» What you have to do:
From the entries that follow, pick out all lines holding "populates".

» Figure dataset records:
start
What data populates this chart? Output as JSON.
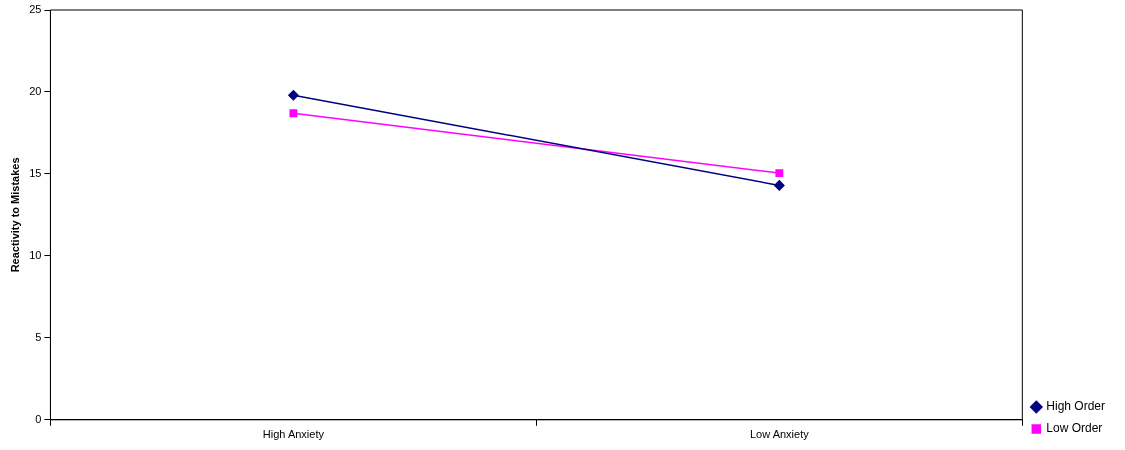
{
  "chart_data": {
    "type": "line",
    "ylabel": "Reactivity to Mistakes",
    "categories": [
      "High Anxiety",
      "Low Anxiety"
    ],
    "series": [
      {
        "name": "High Order",
        "color": "#000080",
        "marker": "diamond",
        "values": [
          19.8,
          14.3
        ]
      },
      {
        "name": "Low Order",
        "color": "#ff00ff",
        "marker": "square",
        "values": [
          18.7,
          15.05
        ]
      }
    ],
    "ylim": [
      0,
      25
    ],
    "yticks": [
      0,
      5,
      10,
      15,
      20,
      25
    ],
    "grid": false,
    "legend": "right"
  }
}
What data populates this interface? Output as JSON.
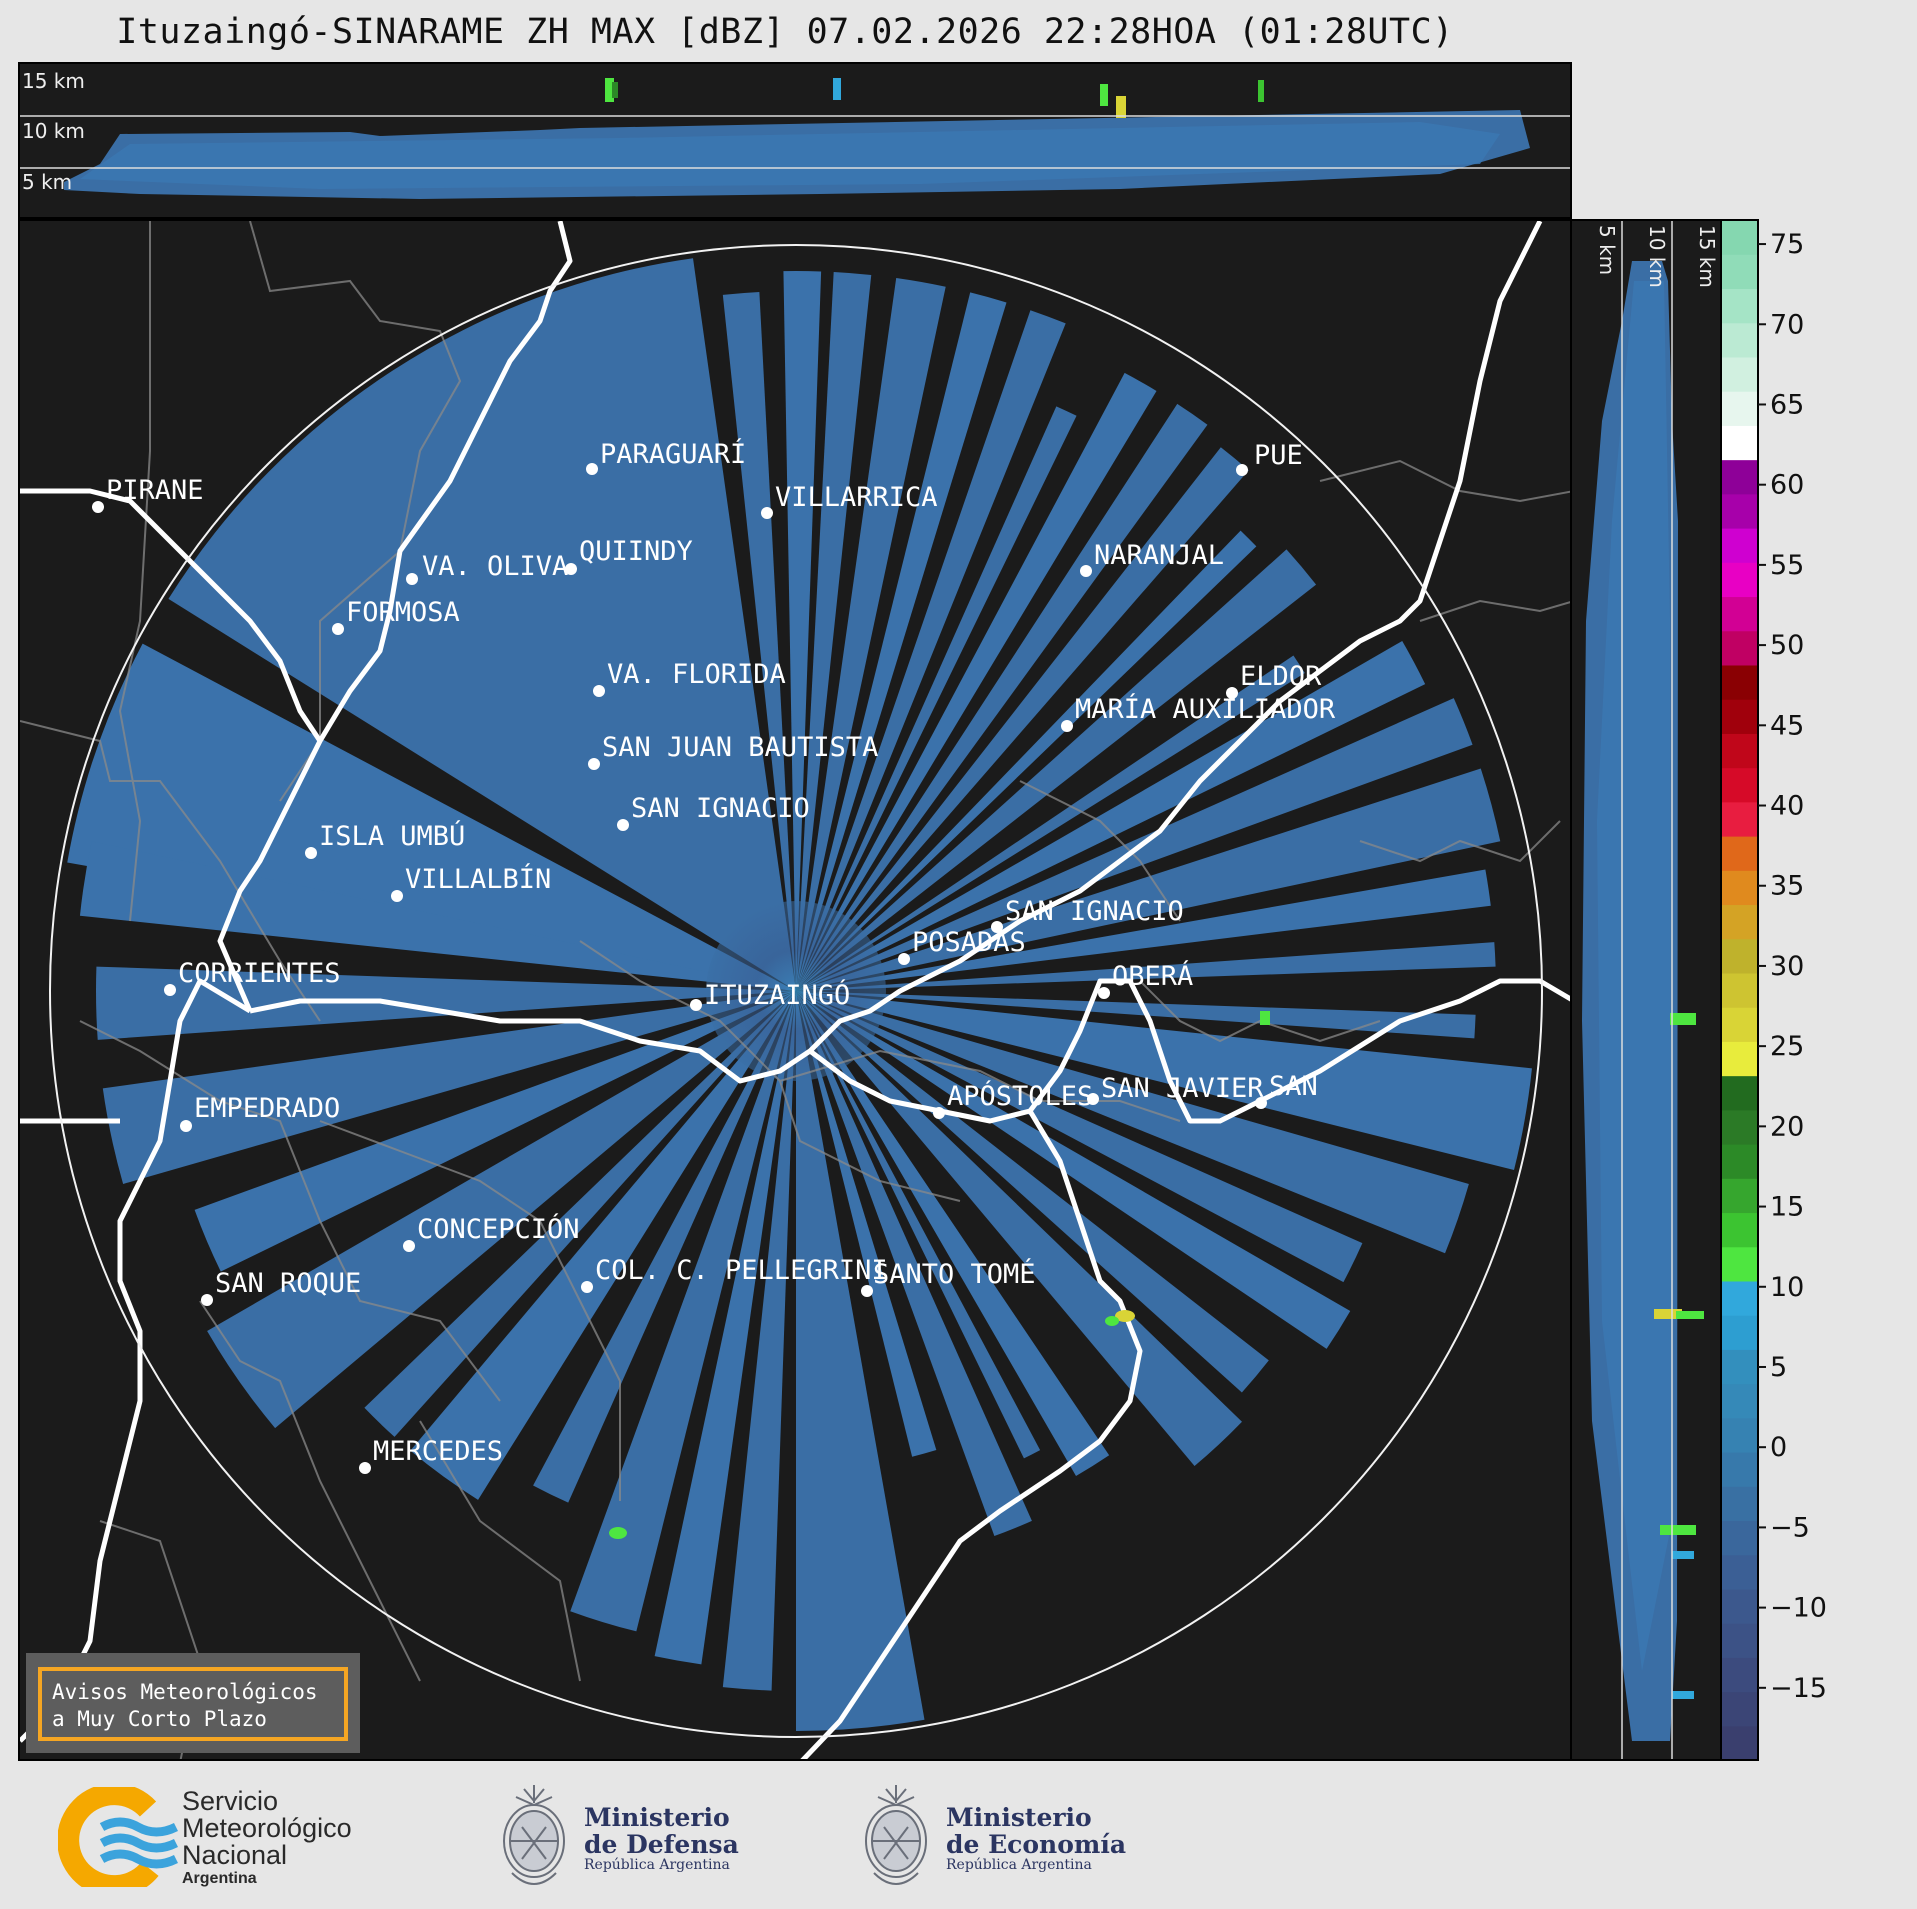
{
  "title": "Ituzaingó-SINARAME ZH MAX [dBZ] 07.02.2026 22:28HOA (01:28UTC)",
  "top_panel": {
    "height_labels": [
      "15 km",
      "10 km",
      "5 km"
    ]
  },
  "right_panel": {
    "height_labels": [
      "5 km",
      "10 km",
      "15 km"
    ]
  },
  "colorbar": {
    "ticks": [
      "75",
      "70",
      "65",
      "60",
      "55",
      "50",
      "45",
      "40",
      "35",
      "30",
      "25",
      "20",
      "15",
      "10",
      "5",
      "0",
      "−5",
      "−10",
      "−15"
    ],
    "colors": [
      "#3a3f6e",
      "#3b4576",
      "#3c4b7e",
      "#3c5286",
      "#3c588d",
      "#3b5f95",
      "#3a679c",
      "#3970a3",
      "#3779ab",
      "#3682b2",
      "#3589b8",
      "#338fbd",
      "#2d9ed1",
      "#31a8dc",
      "#4ee640",
      "#3cc431",
      "#36a62e",
      "#2c8a27",
      "#2b7a26",
      "#226b1f",
      "#e8ec3c",
      "#d9d436",
      "#cec431",
      "#bfb22c",
      "#d4a325",
      "#e08a1e",
      "#e0681a",
      "#e81d40",
      "#d60a28",
      "#c0061a",
      "#a0000c",
      "#8a0003",
      "#c00063",
      "#d20094",
      "#e800c4",
      "#cf00d0",
      "#a700aa",
      "#8e0098",
      "#ffffff",
      "#e7f6ee",
      "#d1f0e0",
      "#bbead3",
      "#a5e4c6",
      "#90dcb8",
      "#85d7b0"
    ]
  },
  "places": [
    {
      "name": "PIRANE"
    },
    {
      "name": "PARAGUARÍ"
    },
    {
      "name": "VILLARRICA"
    },
    {
      "name": "QUIINDY"
    },
    {
      "name": "VA. OLIVA"
    },
    {
      "name": "FORMOSA"
    },
    {
      "name": "NARANJAL"
    },
    {
      "name": "VA. FLORIDA"
    },
    {
      "name": "ELDOR"
    },
    {
      "name": "MARÍA AUXILIADOR"
    },
    {
      "name": "SAN JUAN BAUTISTA"
    },
    {
      "name": "SAN IGNACIO"
    },
    {
      "name": "ISLA UMBÚ"
    },
    {
      "name": "VILLALBÍN"
    },
    {
      "name": "SAN IGNACIO"
    },
    {
      "name": "POSADAS"
    },
    {
      "name": "CORRIENTES"
    },
    {
      "name": "ITUZAINGÓ"
    },
    {
      "name": "OBERÁ"
    },
    {
      "name": "EMPEDRADO"
    },
    {
      "name": "APÓSTOLES"
    },
    {
      "name": "SAN JAVIER"
    },
    {
      "name": "SAN"
    },
    {
      "name": "CONCEPCIÓN"
    },
    {
      "name": "COL. C. PELLEGRINI"
    },
    {
      "name": "SANTO TOMÉ"
    },
    {
      "name": "SAN ROQUE"
    },
    {
      "name": "MERCEDES"
    },
    {
      "name": "PUE"
    }
  ],
  "warning_box": {
    "line1": "Avisos Meteorológicos",
    "line2": "a Muy Corto Plazo"
  },
  "logos": {
    "smn": {
      "line1": "Servicio",
      "line2": "Meteorológico",
      "line3": "Nacional",
      "line4": "Argentina"
    },
    "defensa": {
      "line1": "Ministerio",
      "line2": "de Defensa",
      "line3": "República Argentina"
    },
    "economia": {
      "line1": "Ministerio",
      "line2": "de Economía",
      "line3": "República Argentina"
    }
  },
  "colors": {
    "radar_base": "#3a6ea5",
    "radar_light": "#3b83bd",
    "radar_dark": "#35507e",
    "background": "#1b1b1b",
    "accent_box": "#f5a623"
  }
}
end
» Answer to the exercise:
What data populates this chart? Output as JSON.
What data populates this interface? Output as JSON.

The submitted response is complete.